Data listing
--------------------
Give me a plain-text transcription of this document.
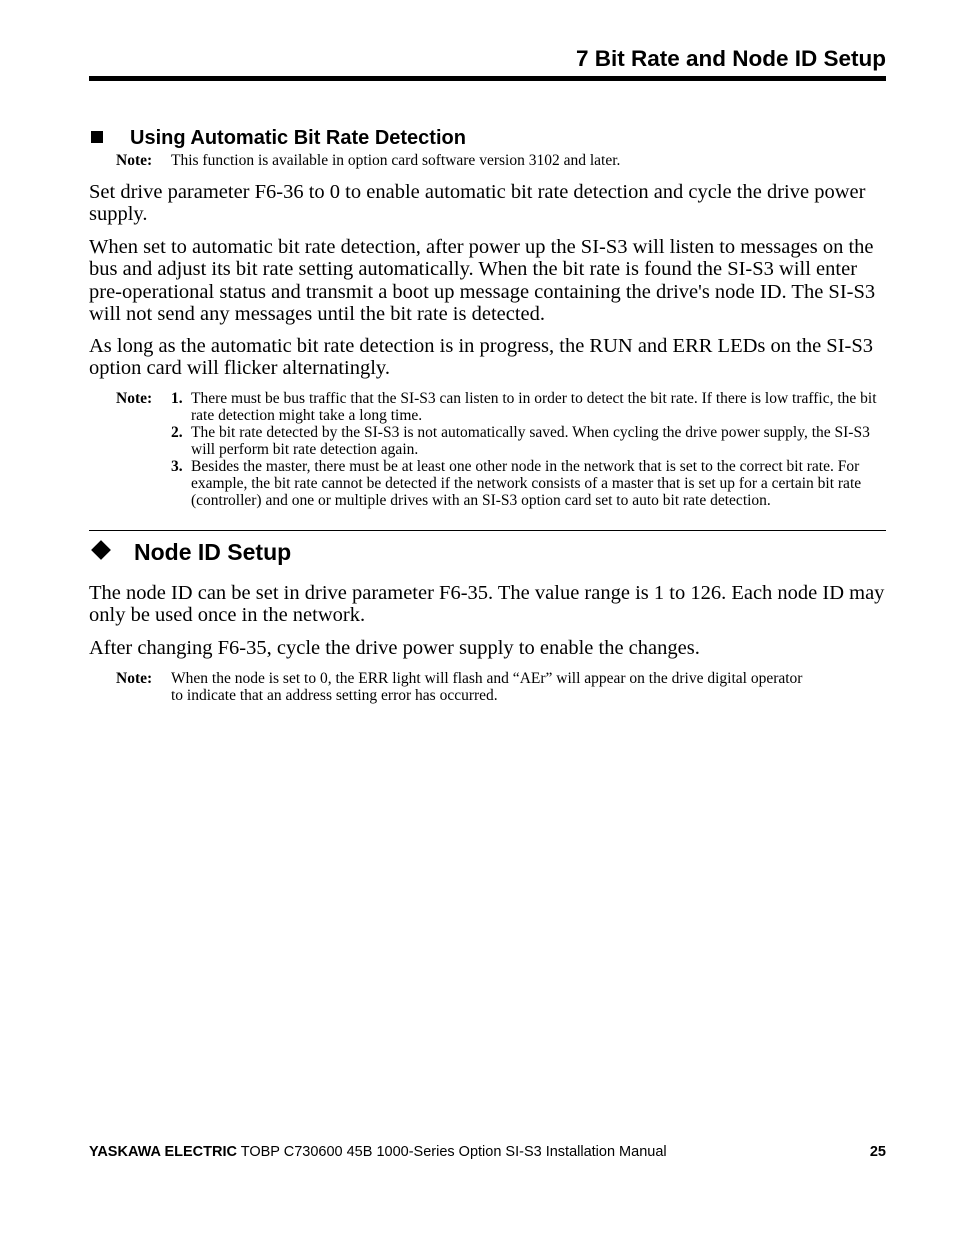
7 Bit Rate and Node ID Setup
Using Automatic Bit Rate Detection
Note: This function is available in option card software version 3102 and later.

Set drive parameter F6-36 to 0 to enable automatic bit rate detection and cycle the drive power supply.

When set to automatic bit rate detection, after power up the SI-S3 will listen to messages on the bus and adjust its bit rate setting automatically. When the bit rate is found the SI-S3 will enter pre-operational status and transmit a boot up message containing the drive's node ID. The SI-S3 will not send any messages until the bit rate is detected.

As long as the automatic bit rate detection is in progress, the RUN and ERR LEDs on the SI-S3 option card will flicker alternatingly.

Note: 1. There must be bus traffic that the SI-S3 can listen to in order to detect the bit rate. If there is low traffic, the bit rate detection might take a long time.
2. The bit rate detected by the SI-S3 is not automatically saved. When cycling the drive power supply, the SI-S3 will perform bit rate detection again.
3. Besides the master, there must be at least one other node in the network that is set to the correct bit rate. For example, the bit rate cannot be detected if the network consists of a master that is set up for a certain bit rate (controller) and one or multiple drives with an SI-S3 option card set to auto bit rate detection.
Node ID Setup

The node ID can be set in drive parameter F6-35. The value range is 1 to 126. Each node ID may only be used once in the network.

After changing F6-35, cycle the drive power supply to enable the changes.

Note: When the node is set to 0, the ERR light will flash and “AEr” will appear on the drive digital operator to indicate that an address setting error has occurred.
YASKAWA ELECTRIC TOBP C730600 45B 1000-Series Option SI-S3 Installation Manual	25
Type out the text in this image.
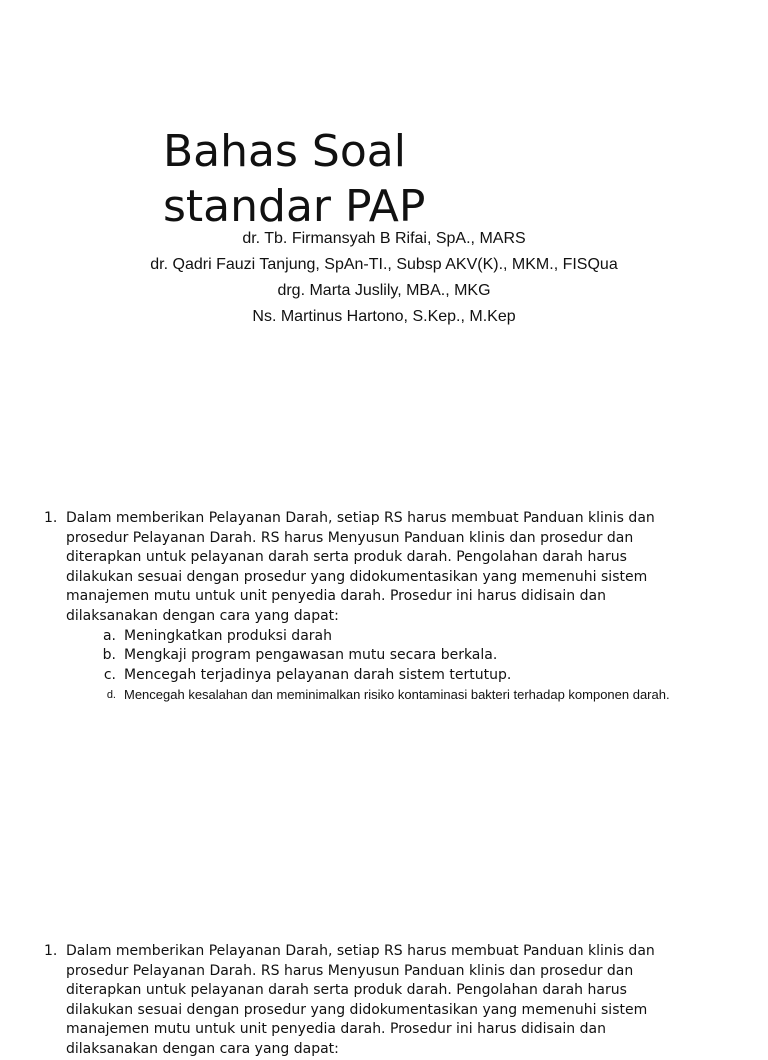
Bahas Soal
standar PAP
dr. Tb. Firmansyah B Rifai, SpA., MARS
dr. Qadri Fauzi Tanjung, SpAn-TI., Subsp AKV(K)., MKM., FISQua
drg. Marta Juslily, MBA., MKG
Ns. Martinus Hartono, S.Kep., M.Kep
1. Dalam memberikan Pelayanan Darah, setiap RS harus membuat Panduan klinis dan prosedur Pelayanan Darah. RS harus Menyusun Panduan klinis dan prosedur dan diterapkan untuk pelayanan darah serta produk darah. Pengolahan darah harus dilakukan sesuai dengan prosedur yang didokumentasikan yang memenuhi sistem manajemen mutu untuk unit penyedia darah. Prosedur ini harus didisain dan dilaksanakan dengan cara yang dapat:
a. Meningkatkan produksi darah
b. Mengkaji program pengawasan mutu secara berkala.
c. Mencegah terjadinya pelayanan darah sistem tertutup.
d. Mencegah kesalahan dan meminimalkan risiko kontaminasi bakteri terhadap komponen darah.
1. Dalam memberikan Pelayanan Darah, setiap RS harus membuat Panduan klinis dan prosedur Pelayanan Darah. RS harus Menyusun Panduan klinis dan prosedur dan diterapkan untuk pelayanan darah serta produk darah. Pengolahan darah harus dilakukan sesuai dengan prosedur yang didokumentasikan yang memenuhi sistem manajemen mutu untuk unit penyedia darah. Prosedur ini harus didisain dan dilaksanakan dengan cara yang dapat:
--------------------
**EXERCISE OBJECTIVE:**
Extract only the lines from the one that contains "Type out the text in this image." through the end of the records, inclusive, and omit every picture.

**TASK RESULT:**
Type out the text in this image.
Bahas Soal
standar PAP
dr. Tb. Firmansyah B Rifai, SpA., MARS
dr. Qadri Fauzi Tanjung, SpAn-TI., Subsp AKV(K)., MKM., FISQua
drg. Marta Juslily, MBA., MKG
Ns. Martinus Hartono, S.Kep., M.Kep
1. Dalam memberikan Pelayanan Darah, setiap RS harus membuat Panduan klinis dan prosedur Pelayanan Darah. RS harus Menyusun Panduan klinis dan prosedur dan diterapkan untuk pelayanan darah serta produk darah. Pengolahan darah harus dilakukan sesuai dengan prosedur yang didokumentasikan yang memenuhi sistem manajemen mutu untuk unit penyedia darah. Prosedur ini harus didisain dan dilaksanakan dengan cara yang dapat:
a. Meningkatkan produksi darah
b. Mengkaji program pengawasan mutu secara berkala.
c. Mencegah terjadinya pelayanan darah sistem tertutup.
d. Mencegah kesalahan dan meminimalkan risiko kontaminasi bakteri terhadap komponen darah.
1. Dalam memberikan Pelayanan Darah, setiap RS harus membuat Panduan klinis dan prosedur Pelayanan Darah. RS harus Menyusun Panduan klinis dan prosedur dan diterapkan untuk pelayanan darah serta produk darah. Pengolahan darah harus dilakukan sesuai dengan prosedur yang didokumentasikan yang memenuhi sistem manajemen mutu untuk unit penyedia darah. Prosedur ini harus didisain dan dilaksanakan dengan cara yang dapat:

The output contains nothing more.